• Short task: Below are some records; retype all of them exactly.

• Data entries:
>>>

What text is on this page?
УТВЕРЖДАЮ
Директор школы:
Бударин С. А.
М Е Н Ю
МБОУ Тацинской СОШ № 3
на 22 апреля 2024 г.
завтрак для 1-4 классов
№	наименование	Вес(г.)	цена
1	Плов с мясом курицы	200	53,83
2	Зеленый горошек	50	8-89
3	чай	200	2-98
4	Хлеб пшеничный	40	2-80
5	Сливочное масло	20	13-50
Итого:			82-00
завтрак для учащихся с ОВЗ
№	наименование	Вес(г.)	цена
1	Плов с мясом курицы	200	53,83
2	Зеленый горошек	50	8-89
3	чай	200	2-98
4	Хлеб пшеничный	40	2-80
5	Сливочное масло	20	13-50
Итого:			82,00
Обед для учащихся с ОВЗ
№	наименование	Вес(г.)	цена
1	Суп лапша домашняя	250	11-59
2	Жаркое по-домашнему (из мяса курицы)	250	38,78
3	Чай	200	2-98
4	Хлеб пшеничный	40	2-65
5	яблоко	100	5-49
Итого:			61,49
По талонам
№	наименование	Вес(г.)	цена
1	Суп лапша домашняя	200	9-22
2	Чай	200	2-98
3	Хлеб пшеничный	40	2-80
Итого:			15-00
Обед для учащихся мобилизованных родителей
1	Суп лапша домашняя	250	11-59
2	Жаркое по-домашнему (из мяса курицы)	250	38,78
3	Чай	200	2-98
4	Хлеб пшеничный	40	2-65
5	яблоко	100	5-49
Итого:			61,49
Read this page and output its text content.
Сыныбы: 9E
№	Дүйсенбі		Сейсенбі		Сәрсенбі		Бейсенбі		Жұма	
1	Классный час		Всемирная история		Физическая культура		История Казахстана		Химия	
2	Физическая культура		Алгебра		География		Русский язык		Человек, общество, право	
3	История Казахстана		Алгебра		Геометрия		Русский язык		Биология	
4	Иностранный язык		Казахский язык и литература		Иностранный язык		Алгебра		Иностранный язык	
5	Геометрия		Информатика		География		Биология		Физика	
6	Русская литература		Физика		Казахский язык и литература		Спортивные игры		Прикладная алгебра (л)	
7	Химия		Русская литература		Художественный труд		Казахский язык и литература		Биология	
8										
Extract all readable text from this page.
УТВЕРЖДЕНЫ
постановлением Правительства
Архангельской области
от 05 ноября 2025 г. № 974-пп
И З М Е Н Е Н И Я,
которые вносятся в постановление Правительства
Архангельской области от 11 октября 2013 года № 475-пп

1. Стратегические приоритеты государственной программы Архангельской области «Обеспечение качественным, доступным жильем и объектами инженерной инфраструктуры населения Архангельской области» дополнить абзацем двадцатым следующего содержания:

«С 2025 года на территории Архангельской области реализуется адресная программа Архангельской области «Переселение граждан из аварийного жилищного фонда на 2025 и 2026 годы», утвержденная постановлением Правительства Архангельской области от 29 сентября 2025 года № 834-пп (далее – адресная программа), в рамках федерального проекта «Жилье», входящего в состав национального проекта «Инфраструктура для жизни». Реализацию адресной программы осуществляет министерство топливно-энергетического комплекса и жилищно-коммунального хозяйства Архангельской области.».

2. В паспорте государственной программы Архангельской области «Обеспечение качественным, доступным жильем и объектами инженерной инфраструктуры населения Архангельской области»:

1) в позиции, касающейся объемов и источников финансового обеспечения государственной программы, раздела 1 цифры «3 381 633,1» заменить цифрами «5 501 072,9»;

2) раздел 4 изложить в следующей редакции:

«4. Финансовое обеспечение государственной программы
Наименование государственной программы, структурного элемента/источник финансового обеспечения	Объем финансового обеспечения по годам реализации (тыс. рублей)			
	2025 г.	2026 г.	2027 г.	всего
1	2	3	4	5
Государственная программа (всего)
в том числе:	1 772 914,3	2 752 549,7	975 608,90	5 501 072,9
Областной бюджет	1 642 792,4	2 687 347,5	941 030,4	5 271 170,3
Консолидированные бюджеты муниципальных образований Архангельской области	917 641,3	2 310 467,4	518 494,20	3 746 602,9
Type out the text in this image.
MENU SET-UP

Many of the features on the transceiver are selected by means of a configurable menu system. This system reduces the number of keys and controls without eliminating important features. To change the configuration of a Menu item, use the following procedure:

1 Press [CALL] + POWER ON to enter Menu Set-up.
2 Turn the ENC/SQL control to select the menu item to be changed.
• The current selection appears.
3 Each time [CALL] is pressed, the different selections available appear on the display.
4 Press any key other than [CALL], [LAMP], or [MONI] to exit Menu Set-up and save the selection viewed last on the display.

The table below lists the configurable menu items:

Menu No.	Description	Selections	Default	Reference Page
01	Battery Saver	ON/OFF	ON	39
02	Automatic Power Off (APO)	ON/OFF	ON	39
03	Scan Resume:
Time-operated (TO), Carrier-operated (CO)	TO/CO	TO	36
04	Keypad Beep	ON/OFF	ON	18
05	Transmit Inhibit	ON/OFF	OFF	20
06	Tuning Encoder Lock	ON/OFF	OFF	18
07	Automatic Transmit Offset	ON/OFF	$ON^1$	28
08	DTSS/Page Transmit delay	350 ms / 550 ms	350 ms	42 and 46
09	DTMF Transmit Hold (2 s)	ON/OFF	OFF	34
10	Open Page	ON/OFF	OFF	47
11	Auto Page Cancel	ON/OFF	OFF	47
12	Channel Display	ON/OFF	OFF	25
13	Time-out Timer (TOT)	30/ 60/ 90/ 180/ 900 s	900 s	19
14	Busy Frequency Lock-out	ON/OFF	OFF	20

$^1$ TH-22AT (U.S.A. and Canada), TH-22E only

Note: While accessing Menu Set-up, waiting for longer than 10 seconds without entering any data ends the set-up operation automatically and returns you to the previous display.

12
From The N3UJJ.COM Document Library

<<<

• Exercise output:
What text is on this page?
УТВЕРЖДАЮ
Директор школы:
Бударин С. А.
М Е Н Ю
МБОУ Тацинской СОШ № 3
на 22 апреля 2024 г.
завтрак для 1-4 классов
№	наименование	Вес(г.)	цена
1	Плов с мясом курицы	200	53,83
2	Зеленый горошек	50	8-89
3	чай	200	2-98
4	Хлеб пшеничный	40	2-80
5	Сливочное масло	20	13-50
Итого:			82-00
завтрак для учащихся с ОВЗ
№	наименование	Вес(г.)	цена
1	Плов с мясом курицы	200	53,83
2	Зеленый горошек	50	8-89
3	чай	200	2-98
4	Хлеб пшеничный	40	2-80
5	Сливочное масло	20	13-50
Итого:			82,00
Обед для учащихся с ОВЗ
№	наименование	Вес(г.)	цена
1	Суп лапша домашняя	250	11-59
2	Жаркое по-домашнему (из мяса курицы)	250	38,78
3	Чай	200	2-98
4	Хлеб пшеничный	40	2-65
5	яблоко	100	5-49
Итого:			61,49
По талонам
№	наименование	Вес(г.)	цена
1	Суп лапша домашняя	200	9-22
2	Чай	200	2-98
3	Хлеб пшеничный	40	2-80
Итого:			15-00
Обед для учащихся мобилизованных родителей
1	Суп лапша домашняя	250	11-59
2	Жаркое по-домашнему (из мяса курицы)	250	38,78
3	Чай	200	2-98
4	Хлеб пшеничный	40	2-65
5	яблоко	100	5-49
Итого:			61,49
Read this page and output its text content.
Сыныбы: 9E
№	Дүйсенбі		Сейсенбі		Сәрсенбі		Бейсенбі		Жұма	
1	Классный час		Всемирная история		Физическая культура		История Казахстана		Химия	
2	Физическая культура		Алгебра		География		Русский язык		Человек, общество, право	
3	История Казахстана		Алгебра		Геометрия		Русский язык		Биология	
4	Иностранный язык		Казахский язык и литература		Иностранный язык		Алгебра		Иностранный язык	
5	Геометрия		Информатика		География		Биология		Физика	
6	Русская литература		Физика		Казахский язык и литература		Спортивные игры		Прикладная алгебра (л)	
7	Химия		Русская литература		Художественный труд		Казахский язык и литература		Биология	
8										
Extract all readable text from this page.
УТВЕРЖДЕНЫ
постановлением Правительства
Архангельской области
от 05 ноября 2025 г. № 974-пп
И З М Е Н Е Н И Я,
которые вносятся в постановление Правительства
Архангельской области от 11 октября 2013 года № 475-пп

1. Стратегические приоритеты государственной программы Архангельской области «Обеспечение качественным, доступным жильем и объектами инженерной инфраструктуры населения Архангельской области» дополнить абзацем двадцатым следующего содержания:

«С 2025 года на территории Архангельской области реализуется адресная программа Архангельской области «Переселение граждан из аварийного жилищного фонда на 2025 и 2026 годы», утвержденная постановлением Правительства Архангельской области от 29 сентября 2025 года № 834-пп (далее – адресная программа), в рамках федерального проекта «Жилье», входящего в состав национального проекта «Инфраструктура для жизни». Реализацию адресной программы осуществляет министерство топливно-энергетического комплекса и жилищно-коммунального хозяйства Архангельской области.».

2. В паспорте государственной программы Архангельской области «Обеспечение качественным, доступным жильем и объектами инженерной инфраструктуры населения Архангельской области»:

1) в позиции, касающейся объемов и источников финансового обеспечения государственной программы, раздела 1 цифры «3 381 633,1» заменить цифрами «5 501 072,9»;

2) раздел 4 изложить в следующей редакции:

«4. Финансовое обеспечение государственной программы
Наименование государственной программы, структурного элемента/источник финансового обеспечения	Объем финансового обеспечения по годам реализации (тыс. рублей)			
	2025 г.	2026 г.	2027 г.	всего
1	2	3	4	5
Государственная программа (всего)
в том числе:	1 772 914,3	2 752 549,7	975 608,90	5 501 072,9
Областной бюджет	1 642 792,4	2 687 347,5	941 030,4	5 271 170,3
Консолидированные бюджеты муниципальных образований Архангельской области	917 641,3	2 310 467,4	518 494,20	3 746 602,9
Type out the text in this image.
MENU SET-UP

Many of the features on the transceiver are selected by means of a configurable menu system. This system reduces the number of keys and controls without eliminating important features. To change the configuration of a Menu item, use the following procedure:

1 Press [CALL] + POWER ON to enter Menu Set-up.
2 Turn the ENC/SQL control to select the menu item to be changed.
• The current selection appears.
3 Each time [CALL] is pressed, the different selections available appear on the display.
4 Press any key other than [CALL], [LAMP], or [MONI] to exit Menu Set-up and save the selection viewed last on the display.

The table below lists the configurable menu items:

Menu No.	Description	Selections	Default	Reference Page
01	Battery Saver	ON/OFF	ON	39
02	Automatic Power Off (APO)	ON/OFF	ON	39
03	Scan Resume:
Time-operated (TO), Carrier-operated (CO)	TO/CO	TO	36
04	Keypad Beep	ON/OFF	ON	18
05	Transmit Inhibit	ON/OFF	OFF	20
06	Tuning Encoder Lock	ON/OFF	OFF	18
07	Automatic Transmit Offset	ON/OFF	$ON^1$	28
08	DTSS/Page Transmit delay	350 ms / 550 ms	350 ms	42 and 46
09	DTMF Transmit Hold (2 s)	ON/OFF	OFF	34
10	Open Page	ON/OFF	OFF	47
11	Auto Page Cancel	ON/OFF	OFF	47
12	Channel Display	ON/OFF	OFF	25
13	Time-out Timer (TOT)	30/ 60/ 90/ 180/ 900 s	900 s	19
14	Busy Frequency Lock-out	ON/OFF	OFF	20

$^1$ TH-22AT (U.S.A. and Canada), TH-22E only

Note: While accessing Menu Set-up, waiting for longer than 10 seconds without entering any data ends the set-up operation automatically and returns you to the previous display.

12
From The N3UJJ.COM Document Library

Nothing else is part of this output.